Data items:
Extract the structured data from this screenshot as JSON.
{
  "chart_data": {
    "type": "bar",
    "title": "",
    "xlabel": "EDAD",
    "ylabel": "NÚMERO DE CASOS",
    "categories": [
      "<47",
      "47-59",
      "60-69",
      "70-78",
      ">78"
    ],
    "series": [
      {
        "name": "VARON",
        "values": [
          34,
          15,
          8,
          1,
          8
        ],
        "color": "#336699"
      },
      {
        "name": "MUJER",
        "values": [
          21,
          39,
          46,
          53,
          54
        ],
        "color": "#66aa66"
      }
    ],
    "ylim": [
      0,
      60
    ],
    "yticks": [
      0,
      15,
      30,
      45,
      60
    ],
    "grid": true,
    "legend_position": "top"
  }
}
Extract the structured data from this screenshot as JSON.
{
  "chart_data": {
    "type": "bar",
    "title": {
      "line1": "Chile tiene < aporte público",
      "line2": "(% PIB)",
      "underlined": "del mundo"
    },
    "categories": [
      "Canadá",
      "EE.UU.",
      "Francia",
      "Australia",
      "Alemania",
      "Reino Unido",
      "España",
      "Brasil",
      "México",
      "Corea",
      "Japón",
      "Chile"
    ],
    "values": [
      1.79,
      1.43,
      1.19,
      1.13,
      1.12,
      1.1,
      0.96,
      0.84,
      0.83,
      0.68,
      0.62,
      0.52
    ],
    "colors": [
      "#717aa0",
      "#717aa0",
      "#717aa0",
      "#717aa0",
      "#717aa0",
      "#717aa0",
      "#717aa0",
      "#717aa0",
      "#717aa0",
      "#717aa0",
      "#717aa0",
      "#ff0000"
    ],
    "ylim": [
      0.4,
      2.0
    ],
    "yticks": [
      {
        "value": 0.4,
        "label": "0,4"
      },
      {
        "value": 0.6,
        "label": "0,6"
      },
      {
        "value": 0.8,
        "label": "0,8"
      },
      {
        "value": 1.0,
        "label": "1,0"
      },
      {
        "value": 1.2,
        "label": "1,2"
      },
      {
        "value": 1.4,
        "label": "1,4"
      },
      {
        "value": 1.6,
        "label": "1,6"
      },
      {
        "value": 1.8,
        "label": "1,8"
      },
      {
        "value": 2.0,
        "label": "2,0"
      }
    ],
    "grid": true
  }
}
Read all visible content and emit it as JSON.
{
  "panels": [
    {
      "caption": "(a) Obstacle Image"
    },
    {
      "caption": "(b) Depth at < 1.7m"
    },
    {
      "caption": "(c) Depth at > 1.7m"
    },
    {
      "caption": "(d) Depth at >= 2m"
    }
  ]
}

Exercise goal =
Output the records exactly, including every line.

Complete answer =
Extract the structured data from this screenshot as JSON.
{
  "chart_data": {
    "type": "bar",
    "title": "",
    "xlabel": "EDAD",
    "ylabel": "NÚMERO DE CASOS",
    "categories": [
      "<47",
      "47-59",
      "60-69",
      "70-78",
      ">78"
    ],
    "series": [
      {
        "name": "VARON",
        "values": [
          34,
          15,
          8,
          1,
          8
        ],
        "color": "#336699"
      },
      {
        "name": "MUJER",
        "values": [
          21,
          39,
          46,
          53,
          54
        ],
        "color": "#66aa66"
      }
    ],
    "ylim": [
      0,
      60
    ],
    "yticks": [
      0,
      15,
      30,
      45,
      60
    ],
    "grid": true,
    "legend_position": "top"
  }
}
Extract the structured data from this screenshot as JSON.
{
  "chart_data": {
    "type": "bar",
    "title": {
      "line1": "Chile tiene < aporte público",
      "line2": "(% PIB)",
      "underlined": "del mundo"
    },
    "categories": [
      "Canadá",
      "EE.UU.",
      "Francia",
      "Australia",
      "Alemania",
      "Reino Unido",
      "España",
      "Brasil",
      "México",
      "Corea",
      "Japón",
      "Chile"
    ],
    "values": [
      1.79,
      1.43,
      1.19,
      1.13,
      1.12,
      1.1,
      0.96,
      0.84,
      0.83,
      0.68,
      0.62,
      0.52
    ],
    "colors": [
      "#717aa0",
      "#717aa0",
      "#717aa0",
      "#717aa0",
      "#717aa0",
      "#717aa0",
      "#717aa0",
      "#717aa0",
      "#717aa0",
      "#717aa0",
      "#717aa0",
      "#ff0000"
    ],
    "ylim": [
      0.4,
      2.0
    ],
    "yticks": [
      {
        "value": 0.4,
        "label": "0,4"
      },
      {
        "value": 0.6,
        "label": "0,6"
      },
      {
        "value": 0.8,
        "label": "0,8"
      },
      {
        "value": 1.0,
        "label": "1,0"
      },
      {
        "value": 1.2,
        "label": "1,2"
      },
      {
        "value": 1.4,
        "label": "1,4"
      },
      {
        "value": 1.6,
        "label": "1,6"
      },
      {
        "value": 1.8,
        "label": "1,8"
      },
      {
        "value": 2.0,
        "label": "2,0"
      }
    ],
    "grid": true
  }
}
Read all visible content and emit it as JSON.
{
  "panels": [
    {
      "caption": "(a) Obstacle Image"
    },
    {
      "caption": "(b) Depth at < 1.7m"
    },
    {
      "caption": "(c) Depth at > 1.7m"
    },
    {
      "caption": "(d) Depth at >= 2m"
    }
  ]
}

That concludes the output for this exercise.